▶ **INSTRUCTIONS TO FOLLOW**
Make an exact copy of the lines below.

Raw records:
<<<<

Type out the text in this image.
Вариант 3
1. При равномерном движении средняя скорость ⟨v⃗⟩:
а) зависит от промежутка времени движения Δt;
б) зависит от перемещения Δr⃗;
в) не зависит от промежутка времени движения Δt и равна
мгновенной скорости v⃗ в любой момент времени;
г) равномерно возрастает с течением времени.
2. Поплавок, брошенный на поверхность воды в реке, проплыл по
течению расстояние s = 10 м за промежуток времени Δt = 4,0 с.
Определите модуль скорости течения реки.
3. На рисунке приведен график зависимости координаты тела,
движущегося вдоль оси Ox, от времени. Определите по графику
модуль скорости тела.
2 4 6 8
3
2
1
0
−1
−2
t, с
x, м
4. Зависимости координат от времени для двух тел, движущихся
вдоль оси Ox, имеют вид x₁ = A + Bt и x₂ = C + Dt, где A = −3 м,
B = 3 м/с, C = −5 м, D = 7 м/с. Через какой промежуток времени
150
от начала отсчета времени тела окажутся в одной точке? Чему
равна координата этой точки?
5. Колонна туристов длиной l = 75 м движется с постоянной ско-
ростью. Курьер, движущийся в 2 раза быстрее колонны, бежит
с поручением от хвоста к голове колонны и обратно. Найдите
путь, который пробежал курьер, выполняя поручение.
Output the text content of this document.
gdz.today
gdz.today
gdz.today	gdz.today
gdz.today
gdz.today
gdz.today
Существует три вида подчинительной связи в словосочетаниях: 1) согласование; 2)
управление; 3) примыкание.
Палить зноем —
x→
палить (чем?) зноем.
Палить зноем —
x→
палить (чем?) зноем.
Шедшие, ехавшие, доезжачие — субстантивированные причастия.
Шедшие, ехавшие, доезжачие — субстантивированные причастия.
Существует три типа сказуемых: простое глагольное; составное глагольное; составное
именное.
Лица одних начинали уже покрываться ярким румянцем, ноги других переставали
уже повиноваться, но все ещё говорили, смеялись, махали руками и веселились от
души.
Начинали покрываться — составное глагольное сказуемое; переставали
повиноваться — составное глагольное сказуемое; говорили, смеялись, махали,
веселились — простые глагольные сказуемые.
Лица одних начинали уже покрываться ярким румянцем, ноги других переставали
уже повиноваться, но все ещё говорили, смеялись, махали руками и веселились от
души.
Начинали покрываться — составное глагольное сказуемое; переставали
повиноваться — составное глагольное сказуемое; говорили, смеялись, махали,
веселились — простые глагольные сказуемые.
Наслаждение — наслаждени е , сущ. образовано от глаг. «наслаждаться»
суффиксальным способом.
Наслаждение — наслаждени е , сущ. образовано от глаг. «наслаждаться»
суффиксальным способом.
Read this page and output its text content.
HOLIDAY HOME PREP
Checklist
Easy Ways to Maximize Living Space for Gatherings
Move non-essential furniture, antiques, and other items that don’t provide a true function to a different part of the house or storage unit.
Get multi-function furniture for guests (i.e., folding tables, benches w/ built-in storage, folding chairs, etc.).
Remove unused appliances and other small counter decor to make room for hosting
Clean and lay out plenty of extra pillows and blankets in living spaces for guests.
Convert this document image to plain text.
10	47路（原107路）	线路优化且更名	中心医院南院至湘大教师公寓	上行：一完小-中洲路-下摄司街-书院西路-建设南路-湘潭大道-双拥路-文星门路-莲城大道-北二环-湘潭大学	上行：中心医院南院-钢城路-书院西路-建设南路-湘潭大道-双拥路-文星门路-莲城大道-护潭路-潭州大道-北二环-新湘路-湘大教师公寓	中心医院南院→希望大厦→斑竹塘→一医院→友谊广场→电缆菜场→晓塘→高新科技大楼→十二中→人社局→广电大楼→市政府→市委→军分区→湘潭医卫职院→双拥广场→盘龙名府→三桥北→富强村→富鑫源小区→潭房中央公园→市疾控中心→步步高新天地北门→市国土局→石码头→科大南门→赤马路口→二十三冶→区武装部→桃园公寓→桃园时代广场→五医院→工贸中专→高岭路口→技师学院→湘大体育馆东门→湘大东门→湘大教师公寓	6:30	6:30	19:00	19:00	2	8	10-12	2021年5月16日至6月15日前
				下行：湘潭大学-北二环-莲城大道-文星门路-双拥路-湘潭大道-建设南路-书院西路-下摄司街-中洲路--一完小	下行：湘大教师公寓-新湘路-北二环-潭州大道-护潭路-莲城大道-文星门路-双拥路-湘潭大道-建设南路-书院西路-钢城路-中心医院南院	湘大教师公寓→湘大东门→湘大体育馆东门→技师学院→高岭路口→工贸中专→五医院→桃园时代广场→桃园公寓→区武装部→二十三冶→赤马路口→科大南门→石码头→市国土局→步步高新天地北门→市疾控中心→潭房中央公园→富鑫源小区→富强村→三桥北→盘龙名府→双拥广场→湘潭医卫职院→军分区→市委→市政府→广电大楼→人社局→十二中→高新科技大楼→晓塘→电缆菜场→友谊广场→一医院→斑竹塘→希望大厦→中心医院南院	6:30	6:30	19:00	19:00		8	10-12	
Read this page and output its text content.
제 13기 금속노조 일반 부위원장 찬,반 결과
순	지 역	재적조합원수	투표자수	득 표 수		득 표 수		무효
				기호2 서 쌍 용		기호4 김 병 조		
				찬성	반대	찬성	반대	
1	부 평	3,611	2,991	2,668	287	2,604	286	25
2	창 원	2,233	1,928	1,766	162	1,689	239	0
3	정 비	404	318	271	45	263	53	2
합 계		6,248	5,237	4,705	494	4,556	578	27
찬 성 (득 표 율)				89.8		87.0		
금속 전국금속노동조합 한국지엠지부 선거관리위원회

>>>>

▶ **ANSWER TO THIS PROBLEM**
Type out the text in this image.
Вариант 3
1. При равномерном движении средняя скорость ⟨v⃗⟩:
а) зависит от промежутка времени движения Δt;
б) зависит от перемещения Δr⃗;
в) не зависит от промежутка времени движения Δt и равна
мгновенной скорости v⃗ в любой момент времени;
г) равномерно возрастает с течением времени.
2. Поплавок, брошенный на поверхность воды в реке, проплыл по
течению расстояние s = 10 м за промежуток времени Δt = 4,0 с.
Определите модуль скорости течения реки.
3. На рисунке приведен график зависимости координаты тела,
движущегося вдоль оси Ox, от времени. Определите по графику
модуль скорости тела.
2 4 6 8
3
2
1
0
−1
−2
t, с
x, м
4. Зависимости координат от времени для двух тел, движущихся
вдоль оси Ox, имеют вид x₁ = A + Bt и x₂ = C + Dt, где A = −3 м,
B = 3 м/с, C = −5 м, D = 7 м/с. Через какой промежуток времени
150
от начала отсчета времени тела окажутся в одной точке? Чему
равна координата этой точки?
5. Колонна туристов длиной l = 75 м движется с постоянной ско-
ростью. Курьер, движущийся в 2 раза быстрее колонны, бежит
с поручением от хвоста к голове колонны и обратно. Найдите
путь, который пробежал курьер, выполняя поручение.
Output the text content of this document.
gdz.today
gdz.today
gdz.today	gdz.today
gdz.today
gdz.today
gdz.today
Существует три вида подчинительной связи в словосочетаниях: 1) согласование; 2)
управление; 3) примыкание.
Палить зноем —
x→
палить (чем?) зноем.
Палить зноем —
x→
палить (чем?) зноем.
Шедшие, ехавшие, доезжачие — субстантивированные причастия.
Шедшие, ехавшие, доезжачие — субстантивированные причастия.
Существует три типа сказуемых: простое глагольное; составное глагольное; составное
именное.
Лица одних начинали уже покрываться ярким румянцем, ноги других переставали
уже повиноваться, но все ещё говорили, смеялись, махали руками и веселились от
души.
Начинали покрываться — составное глагольное сказуемое; переставали
повиноваться — составное глагольное сказуемое; говорили, смеялись, махали,
веселились — простые глагольные сказуемые.
Лица одних начинали уже покрываться ярким румянцем, ноги других переставали
уже повиноваться, но все ещё говорили, смеялись, махали руками и веселились от
души.
Начинали покрываться — составное глагольное сказуемое; переставали
повиноваться — составное глагольное сказуемое; говорили, смеялись, махали,
веселились — простые глагольные сказуемые.
Наслаждение — наслаждени е , сущ. образовано от глаг. «наслаждаться»
суффиксальным способом.
Наслаждение — наслаждени е , сущ. образовано от глаг. «наслаждаться»
суффиксальным способом.
Read this page and output its text content.
HOLIDAY HOME PREP
Checklist
Easy Ways to Maximize Living Space for Gatherings
Move non-essential furniture, antiques, and other items that don’t provide a true function to a different part of the house or storage unit.
Get multi-function furniture for guests (i.e., folding tables, benches w/ built-in storage, folding chairs, etc.).
Remove unused appliances and other small counter decor to make room for hosting
Clean and lay out plenty of extra pillows and blankets in living spaces for guests.
Convert this document image to plain text.
10	47路（原107路）	线路优化且更名	中心医院南院至湘大教师公寓	上行：一完小-中洲路-下摄司街-书院西路-建设南路-湘潭大道-双拥路-文星门路-莲城大道-北二环-湘潭大学	上行：中心医院南院-钢城路-书院西路-建设南路-湘潭大道-双拥路-文星门路-莲城大道-护潭路-潭州大道-北二环-新湘路-湘大教师公寓	中心医院南院→希望大厦→斑竹塘→一医院→友谊广场→电缆菜场→晓塘→高新科技大楼→十二中→人社局→广电大楼→市政府→市委→军分区→湘潭医卫职院→双拥广场→盘龙名府→三桥北→富强村→富鑫源小区→潭房中央公园→市疾控中心→步步高新天地北门→市国土局→石码头→科大南门→赤马路口→二十三冶→区武装部→桃园公寓→桃园时代广场→五医院→工贸中专→高岭路口→技师学院→湘大体育馆东门→湘大东门→湘大教师公寓	6:30	6:30	19:00	19:00	2	8	10-12	2021年5月16日至6月15日前
				下行：湘潭大学-北二环-莲城大道-文星门路-双拥路-湘潭大道-建设南路-书院西路-下摄司街-中洲路--一完小	下行：湘大教师公寓-新湘路-北二环-潭州大道-护潭路-莲城大道-文星门路-双拥路-湘潭大道-建设南路-书院西路-钢城路-中心医院南院	湘大教师公寓→湘大东门→湘大体育馆东门→技师学院→高岭路口→工贸中专→五医院→桃园时代广场→桃园公寓→区武装部→二十三冶→赤马路口→科大南门→石码头→市国土局→步步高新天地北门→市疾控中心→潭房中央公园→富鑫源小区→富强村→三桥北→盘龙名府→双拥广场→湘潭医卫职院→军分区→市委→市政府→广电大楼→人社局→十二中→高新科技大楼→晓塘→电缆菜场→友谊广场→一医院→斑竹塘→希望大厦→中心医院南院	6:30	6:30	19:00	19:00		8	10-12	
Read this page and output its text content.
제 13기 금속노조 일반 부위원장 찬,반 결과
순	지 역	재적조합원수	투표자수	득 표 수		득 표 수		무효
				기호2 서 쌍 용		기호4 김 병 조		
				찬성	반대	찬성	반대	
1	부 평	3,611	2,991	2,668	287	2,604	286	25
2	창 원	2,233	1,928	1,766	162	1,689	239	0
3	정 비	404	318	271	45	263	53	2
합 계		6,248	5,237	4,705	494	4,556	578	27
찬 성 (득 표 율)				89.8		87.0		
금속 전국금속노동조합 한국지엠지부 선거관리위원회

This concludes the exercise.